> **Stated exercise**:
Produce an exact copy of all the data below, dropping every image.

> **Data entries**:
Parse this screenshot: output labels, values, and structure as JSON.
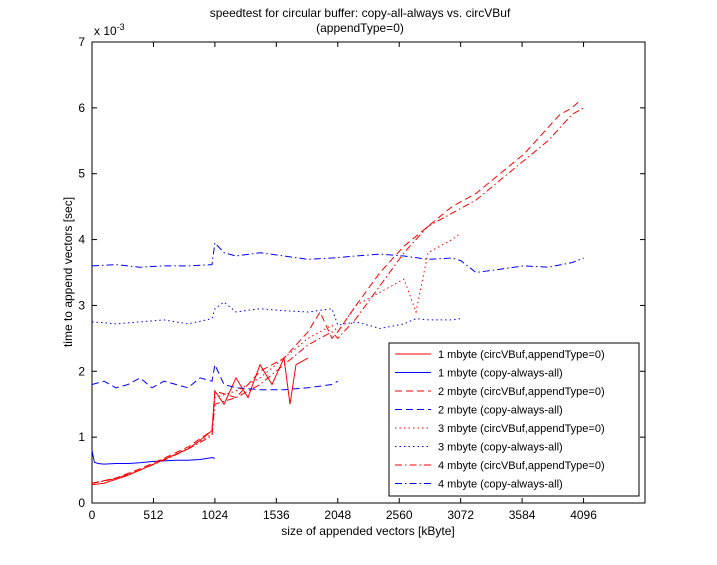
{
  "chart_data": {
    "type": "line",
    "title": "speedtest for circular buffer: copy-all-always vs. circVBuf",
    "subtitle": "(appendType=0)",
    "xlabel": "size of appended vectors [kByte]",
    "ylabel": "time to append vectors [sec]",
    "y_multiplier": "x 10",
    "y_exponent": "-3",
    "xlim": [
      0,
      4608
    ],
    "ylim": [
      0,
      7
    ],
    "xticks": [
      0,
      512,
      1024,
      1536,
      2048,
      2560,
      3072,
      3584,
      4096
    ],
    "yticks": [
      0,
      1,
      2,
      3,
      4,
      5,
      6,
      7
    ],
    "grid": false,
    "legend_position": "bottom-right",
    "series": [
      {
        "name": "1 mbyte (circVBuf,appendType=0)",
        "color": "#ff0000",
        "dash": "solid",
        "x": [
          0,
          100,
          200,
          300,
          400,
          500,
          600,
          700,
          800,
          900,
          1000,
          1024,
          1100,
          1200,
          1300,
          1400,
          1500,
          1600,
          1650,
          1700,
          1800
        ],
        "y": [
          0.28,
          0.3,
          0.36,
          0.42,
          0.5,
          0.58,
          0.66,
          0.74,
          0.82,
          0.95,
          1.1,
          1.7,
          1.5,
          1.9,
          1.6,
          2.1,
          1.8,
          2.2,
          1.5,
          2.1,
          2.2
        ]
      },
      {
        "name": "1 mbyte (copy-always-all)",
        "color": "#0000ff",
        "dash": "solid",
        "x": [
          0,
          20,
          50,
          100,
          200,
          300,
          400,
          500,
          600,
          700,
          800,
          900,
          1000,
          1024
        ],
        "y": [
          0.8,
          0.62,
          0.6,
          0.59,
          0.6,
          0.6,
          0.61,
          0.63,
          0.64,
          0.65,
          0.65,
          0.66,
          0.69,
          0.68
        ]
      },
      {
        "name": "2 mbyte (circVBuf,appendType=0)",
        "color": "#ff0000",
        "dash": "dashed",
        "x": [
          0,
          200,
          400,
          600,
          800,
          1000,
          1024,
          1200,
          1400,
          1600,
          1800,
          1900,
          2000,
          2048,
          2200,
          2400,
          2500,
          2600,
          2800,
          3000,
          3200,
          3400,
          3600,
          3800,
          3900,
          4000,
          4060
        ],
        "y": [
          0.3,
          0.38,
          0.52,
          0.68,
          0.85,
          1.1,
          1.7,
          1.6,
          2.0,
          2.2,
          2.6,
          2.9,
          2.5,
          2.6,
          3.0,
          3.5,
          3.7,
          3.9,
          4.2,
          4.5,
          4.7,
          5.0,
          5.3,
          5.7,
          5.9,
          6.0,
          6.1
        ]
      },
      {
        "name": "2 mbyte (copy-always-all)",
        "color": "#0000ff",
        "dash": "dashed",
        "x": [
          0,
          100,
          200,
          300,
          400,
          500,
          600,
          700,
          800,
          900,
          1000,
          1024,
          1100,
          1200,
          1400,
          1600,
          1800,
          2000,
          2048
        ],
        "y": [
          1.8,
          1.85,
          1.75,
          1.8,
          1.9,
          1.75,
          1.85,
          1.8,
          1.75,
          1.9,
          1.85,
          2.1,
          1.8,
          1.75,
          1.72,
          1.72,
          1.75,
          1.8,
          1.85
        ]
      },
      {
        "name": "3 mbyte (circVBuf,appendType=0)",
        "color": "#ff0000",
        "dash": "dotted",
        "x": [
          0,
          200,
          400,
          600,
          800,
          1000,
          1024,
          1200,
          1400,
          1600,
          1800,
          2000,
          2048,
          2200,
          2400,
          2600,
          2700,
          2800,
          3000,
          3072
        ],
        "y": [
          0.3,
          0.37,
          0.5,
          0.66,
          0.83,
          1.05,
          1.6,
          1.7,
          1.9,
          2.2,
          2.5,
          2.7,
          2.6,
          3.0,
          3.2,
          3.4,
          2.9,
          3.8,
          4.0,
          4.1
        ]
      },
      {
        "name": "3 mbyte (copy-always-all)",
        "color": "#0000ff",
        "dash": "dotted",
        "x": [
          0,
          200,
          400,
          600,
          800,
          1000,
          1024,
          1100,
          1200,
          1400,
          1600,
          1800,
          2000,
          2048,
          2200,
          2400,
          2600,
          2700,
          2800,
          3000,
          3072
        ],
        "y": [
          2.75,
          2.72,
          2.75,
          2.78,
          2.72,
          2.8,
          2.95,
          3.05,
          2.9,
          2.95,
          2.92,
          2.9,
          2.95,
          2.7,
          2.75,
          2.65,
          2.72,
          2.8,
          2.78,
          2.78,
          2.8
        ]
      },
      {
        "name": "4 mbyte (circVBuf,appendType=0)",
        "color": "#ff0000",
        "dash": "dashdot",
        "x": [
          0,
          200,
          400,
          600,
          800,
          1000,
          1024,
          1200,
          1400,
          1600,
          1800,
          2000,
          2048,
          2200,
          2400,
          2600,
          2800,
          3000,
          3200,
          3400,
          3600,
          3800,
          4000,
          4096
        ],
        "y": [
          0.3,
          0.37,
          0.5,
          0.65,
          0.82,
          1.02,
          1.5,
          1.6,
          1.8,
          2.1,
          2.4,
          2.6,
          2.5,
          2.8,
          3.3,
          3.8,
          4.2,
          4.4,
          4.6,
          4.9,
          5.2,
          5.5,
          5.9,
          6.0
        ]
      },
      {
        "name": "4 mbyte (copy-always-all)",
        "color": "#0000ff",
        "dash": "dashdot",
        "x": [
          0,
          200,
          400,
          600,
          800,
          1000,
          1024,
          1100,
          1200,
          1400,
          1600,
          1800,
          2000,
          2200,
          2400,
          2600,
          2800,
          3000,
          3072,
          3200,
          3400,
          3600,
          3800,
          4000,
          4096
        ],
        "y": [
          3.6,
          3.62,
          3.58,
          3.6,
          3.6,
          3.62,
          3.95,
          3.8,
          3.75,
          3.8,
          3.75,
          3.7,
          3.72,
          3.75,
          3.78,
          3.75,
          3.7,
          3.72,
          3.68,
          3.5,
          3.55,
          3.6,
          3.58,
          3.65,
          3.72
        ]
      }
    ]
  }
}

> **Full response**:
Parse this screenshot: output labels, values, and structure as JSON.
{
  "chart_data": {
    "type": "line",
    "title": "speedtest for circular buffer: copy-all-always vs. circVBuf",
    "subtitle": "(appendType=0)",
    "xlabel": "size of appended vectors [kByte]",
    "ylabel": "time to append vectors [sec]",
    "y_multiplier": "x 10",
    "y_exponent": "-3",
    "xlim": [
      0,
      4608
    ],
    "ylim": [
      0,
      7
    ],
    "xticks": [
      0,
      512,
      1024,
      1536,
      2048,
      2560,
      3072,
      3584,
      4096
    ],
    "yticks": [
      0,
      1,
      2,
      3,
      4,
      5,
      6,
      7
    ],
    "grid": false,
    "legend_position": "bottom-right",
    "series": [
      {
        "name": "1 mbyte (circVBuf,appendType=0)",
        "color": "#ff0000",
        "dash": "solid",
        "x": [
          0,
          100,
          200,
          300,
          400,
          500,
          600,
          700,
          800,
          900,
          1000,
          1024,
          1100,
          1200,
          1300,
          1400,
          1500,
          1600,
          1650,
          1700,
          1800
        ],
        "y": [
          0.28,
          0.3,
          0.36,
          0.42,
          0.5,
          0.58,
          0.66,
          0.74,
          0.82,
          0.95,
          1.1,
          1.7,
          1.5,
          1.9,
          1.6,
          2.1,
          1.8,
          2.2,
          1.5,
          2.1,
          2.2
        ]
      },
      {
        "name": "1 mbyte (copy-always-all)",
        "color": "#0000ff",
        "dash": "solid",
        "x": [
          0,
          20,
          50,
          100,
          200,
          300,
          400,
          500,
          600,
          700,
          800,
          900,
          1000,
          1024
        ],
        "y": [
          0.8,
          0.62,
          0.6,
          0.59,
          0.6,
          0.6,
          0.61,
          0.63,
          0.64,
          0.65,
          0.65,
          0.66,
          0.69,
          0.68
        ]
      },
      {
        "name": "2 mbyte (circVBuf,appendType=0)",
        "color": "#ff0000",
        "dash": "dashed",
        "x": [
          0,
          200,
          400,
          600,
          800,
          1000,
          1024,
          1200,
          1400,
          1600,
          1800,
          1900,
          2000,
          2048,
          2200,
          2400,
          2500,
          2600,
          2800,
          3000,
          3200,
          3400,
          3600,
          3800,
          3900,
          4000,
          4060
        ],
        "y": [
          0.3,
          0.38,
          0.52,
          0.68,
          0.85,
          1.1,
          1.7,
          1.6,
          2.0,
          2.2,
          2.6,
          2.9,
          2.5,
          2.6,
          3.0,
          3.5,
          3.7,
          3.9,
          4.2,
          4.5,
          4.7,
          5.0,
          5.3,
          5.7,
          5.9,
          6.0,
          6.1
        ]
      },
      {
        "name": "2 mbyte (copy-always-all)",
        "color": "#0000ff",
        "dash": "dashed",
        "x": [
          0,
          100,
          200,
          300,
          400,
          500,
          600,
          700,
          800,
          900,
          1000,
          1024,
          1100,
          1200,
          1400,
          1600,
          1800,
          2000,
          2048
        ],
        "y": [
          1.8,
          1.85,
          1.75,
          1.8,
          1.9,
          1.75,
          1.85,
          1.8,
          1.75,
          1.9,
          1.85,
          2.1,
          1.8,
          1.75,
          1.72,
          1.72,
          1.75,
          1.8,
          1.85
        ]
      },
      {
        "name": "3 mbyte (circVBuf,appendType=0)",
        "color": "#ff0000",
        "dash": "dotted",
        "x": [
          0,
          200,
          400,
          600,
          800,
          1000,
          1024,
          1200,
          1400,
          1600,
          1800,
          2000,
          2048,
          2200,
          2400,
          2600,
          2700,
          2800,
          3000,
          3072
        ],
        "y": [
          0.3,
          0.37,
          0.5,
          0.66,
          0.83,
          1.05,
          1.6,
          1.7,
          1.9,
          2.2,
          2.5,
          2.7,
          2.6,
          3.0,
          3.2,
          3.4,
          2.9,
          3.8,
          4.0,
          4.1
        ]
      },
      {
        "name": "3 mbyte (copy-always-all)",
        "color": "#0000ff",
        "dash": "dotted",
        "x": [
          0,
          200,
          400,
          600,
          800,
          1000,
          1024,
          1100,
          1200,
          1400,
          1600,
          1800,
          2000,
          2048,
          2200,
          2400,
          2600,
          2700,
          2800,
          3000,
          3072
        ],
        "y": [
          2.75,
          2.72,
          2.75,
          2.78,
          2.72,
          2.8,
          2.95,
          3.05,
          2.9,
          2.95,
          2.92,
          2.9,
          2.95,
          2.7,
          2.75,
          2.65,
          2.72,
          2.8,
          2.78,
          2.78,
          2.8
        ]
      },
      {
        "name": "4 mbyte (circVBuf,appendType=0)",
        "color": "#ff0000",
        "dash": "dashdot",
        "x": [
          0,
          200,
          400,
          600,
          800,
          1000,
          1024,
          1200,
          1400,
          1600,
          1800,
          2000,
          2048,
          2200,
          2400,
          2600,
          2800,
          3000,
          3200,
          3400,
          3600,
          3800,
          4000,
          4096
        ],
        "y": [
          0.3,
          0.37,
          0.5,
          0.65,
          0.82,
          1.02,
          1.5,
          1.6,
          1.8,
          2.1,
          2.4,
          2.6,
          2.5,
          2.8,
          3.3,
          3.8,
          4.2,
          4.4,
          4.6,
          4.9,
          5.2,
          5.5,
          5.9,
          6.0
        ]
      },
      {
        "name": "4 mbyte (copy-always-all)",
        "color": "#0000ff",
        "dash": "dashdot",
        "x": [
          0,
          200,
          400,
          600,
          800,
          1000,
          1024,
          1100,
          1200,
          1400,
          1600,
          1800,
          2000,
          2200,
          2400,
          2600,
          2800,
          3000,
          3072,
          3200,
          3400,
          3600,
          3800,
          4000,
          4096
        ],
        "y": [
          3.6,
          3.62,
          3.58,
          3.6,
          3.6,
          3.62,
          3.95,
          3.8,
          3.75,
          3.8,
          3.75,
          3.7,
          3.72,
          3.75,
          3.78,
          3.75,
          3.7,
          3.72,
          3.68,
          3.5,
          3.55,
          3.6,
          3.58,
          3.65,
          3.72
        ]
      }
    ]
  }
}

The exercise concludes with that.